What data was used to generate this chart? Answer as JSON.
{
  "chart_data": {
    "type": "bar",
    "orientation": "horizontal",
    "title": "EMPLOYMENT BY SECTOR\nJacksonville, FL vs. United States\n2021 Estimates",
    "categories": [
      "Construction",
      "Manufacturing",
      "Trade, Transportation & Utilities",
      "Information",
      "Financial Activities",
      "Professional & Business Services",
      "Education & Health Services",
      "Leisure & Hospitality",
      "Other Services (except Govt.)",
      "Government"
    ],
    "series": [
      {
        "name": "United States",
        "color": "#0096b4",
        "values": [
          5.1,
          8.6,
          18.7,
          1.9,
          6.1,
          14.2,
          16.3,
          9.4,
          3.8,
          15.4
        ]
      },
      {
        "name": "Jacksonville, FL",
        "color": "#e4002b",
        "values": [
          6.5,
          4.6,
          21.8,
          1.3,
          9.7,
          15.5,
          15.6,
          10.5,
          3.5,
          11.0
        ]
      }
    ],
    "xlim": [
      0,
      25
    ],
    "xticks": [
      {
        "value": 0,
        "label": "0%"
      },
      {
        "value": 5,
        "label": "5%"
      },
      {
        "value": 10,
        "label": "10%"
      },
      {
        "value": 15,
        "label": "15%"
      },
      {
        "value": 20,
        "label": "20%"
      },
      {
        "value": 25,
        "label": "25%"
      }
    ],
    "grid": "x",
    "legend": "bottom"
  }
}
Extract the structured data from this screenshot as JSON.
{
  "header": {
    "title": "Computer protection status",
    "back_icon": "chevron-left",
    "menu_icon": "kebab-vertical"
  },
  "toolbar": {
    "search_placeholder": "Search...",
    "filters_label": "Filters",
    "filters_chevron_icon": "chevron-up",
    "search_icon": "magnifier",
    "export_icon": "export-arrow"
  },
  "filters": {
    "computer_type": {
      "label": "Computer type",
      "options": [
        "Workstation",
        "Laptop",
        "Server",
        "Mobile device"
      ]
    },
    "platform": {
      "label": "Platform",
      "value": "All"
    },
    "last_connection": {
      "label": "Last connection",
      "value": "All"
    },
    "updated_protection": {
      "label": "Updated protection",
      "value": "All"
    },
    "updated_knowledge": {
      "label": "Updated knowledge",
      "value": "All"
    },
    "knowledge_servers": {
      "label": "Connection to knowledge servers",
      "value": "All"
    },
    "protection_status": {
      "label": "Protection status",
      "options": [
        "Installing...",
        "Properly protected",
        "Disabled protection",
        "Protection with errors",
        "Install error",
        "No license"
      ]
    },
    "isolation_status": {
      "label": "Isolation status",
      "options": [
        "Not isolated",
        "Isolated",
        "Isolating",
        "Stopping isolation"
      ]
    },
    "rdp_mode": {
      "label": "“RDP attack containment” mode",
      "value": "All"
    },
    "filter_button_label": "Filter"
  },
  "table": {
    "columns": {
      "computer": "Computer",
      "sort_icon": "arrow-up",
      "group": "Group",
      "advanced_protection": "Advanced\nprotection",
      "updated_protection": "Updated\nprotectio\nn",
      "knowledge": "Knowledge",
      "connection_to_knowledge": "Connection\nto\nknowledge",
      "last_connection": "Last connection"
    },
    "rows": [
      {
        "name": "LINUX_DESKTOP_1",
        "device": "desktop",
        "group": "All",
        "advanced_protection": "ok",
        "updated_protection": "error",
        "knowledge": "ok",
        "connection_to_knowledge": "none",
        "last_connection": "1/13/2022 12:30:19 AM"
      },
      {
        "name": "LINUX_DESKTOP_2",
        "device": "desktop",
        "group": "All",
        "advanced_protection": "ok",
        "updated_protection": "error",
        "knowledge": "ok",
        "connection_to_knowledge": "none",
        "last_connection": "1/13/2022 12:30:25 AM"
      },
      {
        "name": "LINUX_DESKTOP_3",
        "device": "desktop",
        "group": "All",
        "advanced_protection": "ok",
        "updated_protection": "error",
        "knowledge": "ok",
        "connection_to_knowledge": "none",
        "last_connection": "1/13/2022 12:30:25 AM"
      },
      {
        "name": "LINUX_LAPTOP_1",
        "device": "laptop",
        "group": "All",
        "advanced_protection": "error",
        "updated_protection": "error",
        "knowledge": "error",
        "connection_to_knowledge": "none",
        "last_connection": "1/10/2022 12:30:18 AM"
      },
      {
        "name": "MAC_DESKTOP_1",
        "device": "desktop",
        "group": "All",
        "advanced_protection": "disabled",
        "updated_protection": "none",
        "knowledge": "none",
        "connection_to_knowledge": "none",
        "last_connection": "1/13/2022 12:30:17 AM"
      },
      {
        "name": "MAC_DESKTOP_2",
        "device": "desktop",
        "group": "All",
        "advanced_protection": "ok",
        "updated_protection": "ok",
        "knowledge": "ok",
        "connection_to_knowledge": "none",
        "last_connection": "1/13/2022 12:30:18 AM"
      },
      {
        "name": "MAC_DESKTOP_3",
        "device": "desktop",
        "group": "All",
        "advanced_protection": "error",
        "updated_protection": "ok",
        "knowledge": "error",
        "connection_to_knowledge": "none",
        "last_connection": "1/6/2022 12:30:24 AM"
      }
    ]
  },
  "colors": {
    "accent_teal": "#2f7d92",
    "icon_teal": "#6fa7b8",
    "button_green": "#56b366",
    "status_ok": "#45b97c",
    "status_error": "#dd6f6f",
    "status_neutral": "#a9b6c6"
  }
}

•••••

Print the listing above in full, exactly as it is.

Output:
What data was used to generate this chart? Answer as JSON.
{
  "chart_data": {
    "type": "bar",
    "orientation": "horizontal",
    "title": "EMPLOYMENT BY SECTOR\nJacksonville, FL vs. United States\n2021 Estimates",
    "categories": [
      "Construction",
      "Manufacturing",
      "Trade, Transportation & Utilities",
      "Information",
      "Financial Activities",
      "Professional & Business Services",
      "Education & Health Services",
      "Leisure & Hospitality",
      "Other Services (except Govt.)",
      "Government"
    ],
    "series": [
      {
        "name": "United States",
        "color": "#0096b4",
        "values": [
          5.1,
          8.6,
          18.7,
          1.9,
          6.1,
          14.2,
          16.3,
          9.4,
          3.8,
          15.4
        ]
      },
      {
        "name": "Jacksonville, FL",
        "color": "#e4002b",
        "values": [
          6.5,
          4.6,
          21.8,
          1.3,
          9.7,
          15.5,
          15.6,
          10.5,
          3.5,
          11.0
        ]
      }
    ],
    "xlim": [
      0,
      25
    ],
    "xticks": [
      {
        "value": 0,
        "label": "0%"
      },
      {
        "value": 5,
        "label": "5%"
      },
      {
        "value": 10,
        "label": "10%"
      },
      {
        "value": 15,
        "label": "15%"
      },
      {
        "value": 20,
        "label": "20%"
      },
      {
        "value": 25,
        "label": "25%"
      }
    ],
    "grid": "x",
    "legend": "bottom"
  }
}
Extract the structured data from this screenshot as JSON.
{
  "header": {
    "title": "Computer protection status",
    "back_icon": "chevron-left",
    "menu_icon": "kebab-vertical"
  },
  "toolbar": {
    "search_placeholder": "Search...",
    "filters_label": "Filters",
    "filters_chevron_icon": "chevron-up",
    "search_icon": "magnifier",
    "export_icon": "export-arrow"
  },
  "filters": {
    "computer_type": {
      "label": "Computer type",
      "options": [
        "Workstation",
        "Laptop",
        "Server",
        "Mobile device"
      ]
    },
    "platform": {
      "label": "Platform",
      "value": "All"
    },
    "last_connection": {
      "label": "Last connection",
      "value": "All"
    },
    "updated_protection": {
      "label": "Updated protection",
      "value": "All"
    },
    "updated_knowledge": {
      "label": "Updated knowledge",
      "value": "All"
    },
    "knowledge_servers": {
      "label": "Connection to knowledge servers",
      "value": "All"
    },
    "protection_status": {
      "label": "Protection status",
      "options": [
        "Installing...",
        "Properly protected",
        "Disabled protection",
        "Protection with errors",
        "Install error",
        "No license"
      ]
    },
    "isolation_status": {
      "label": "Isolation status",
      "options": [
        "Not isolated",
        "Isolated",
        "Isolating",
        "Stopping isolation"
      ]
    },
    "rdp_mode": {
      "label": "“RDP attack containment” mode",
      "value": "All"
    },
    "filter_button_label": "Filter"
  },
  "table": {
    "columns": {
      "computer": "Computer",
      "sort_icon": "arrow-up",
      "group": "Group",
      "advanced_protection": "Advanced\nprotection",
      "updated_protection": "Updated\nprotectio\nn",
      "knowledge": "Knowledge",
      "connection_to_knowledge": "Connection\nto\nknowledge",
      "last_connection": "Last connection"
    },
    "rows": [
      {
        "name": "LINUX_DESKTOP_1",
        "device": "desktop",
        "group": "All",
        "advanced_protection": "ok",
        "updated_protection": "error",
        "knowledge": "ok",
        "connection_to_knowledge": "none",
        "last_connection": "1/13/2022 12:30:19 AM"
      },
      {
        "name": "LINUX_DESKTOP_2",
        "device": "desktop",
        "group": "All",
        "advanced_protection": "ok",
        "updated_protection": "error",
        "knowledge": "ok",
        "connection_to_knowledge": "none",
        "last_connection": "1/13/2022 12:30:25 AM"
      },
      {
        "name": "LINUX_DESKTOP_3",
        "device": "desktop",
        "group": "All",
        "advanced_protection": "ok",
        "updated_protection": "error",
        "knowledge": "ok",
        "connection_to_knowledge": "none",
        "last_connection": "1/13/2022 12:30:25 AM"
      },
      {
        "name": "LINUX_LAPTOP_1",
        "device": "laptop",
        "group": "All",
        "advanced_protection": "error",
        "updated_protection": "error",
        "knowledge": "error",
        "connection_to_knowledge": "none",
        "last_connection": "1/10/2022 12:30:18 AM"
      },
      {
        "name": "MAC_DESKTOP_1",
        "device": "desktop",
        "group": "All",
        "advanced_protection": "disabled",
        "updated_protection": "none",
        "knowledge": "none",
        "connection_to_knowledge": "none",
        "last_connection": "1/13/2022 12:30:17 AM"
      },
      {
        "name": "MAC_DESKTOP_2",
        "device": "desktop",
        "group": "All",
        "advanced_protection": "ok",
        "updated_protection": "ok",
        "knowledge": "ok",
        "connection_to_knowledge": "none",
        "last_connection": "1/13/2022 12:30:18 AM"
      },
      {
        "name": "MAC_DESKTOP_3",
        "device": "desktop",
        "group": "All",
        "advanced_protection": "error",
        "updated_protection": "ok",
        "knowledge": "error",
        "connection_to_knowledge": "none",
        "last_connection": "1/6/2022 12:30:24 AM"
      }
    ]
  },
  "colors": {
    "accent_teal": "#2f7d92",
    "icon_teal": "#6fa7b8",
    "button_green": "#56b366",
    "status_ok": "#45b97c",
    "status_error": "#dd6f6f",
    "status_neutral": "#a9b6c6"
  }
}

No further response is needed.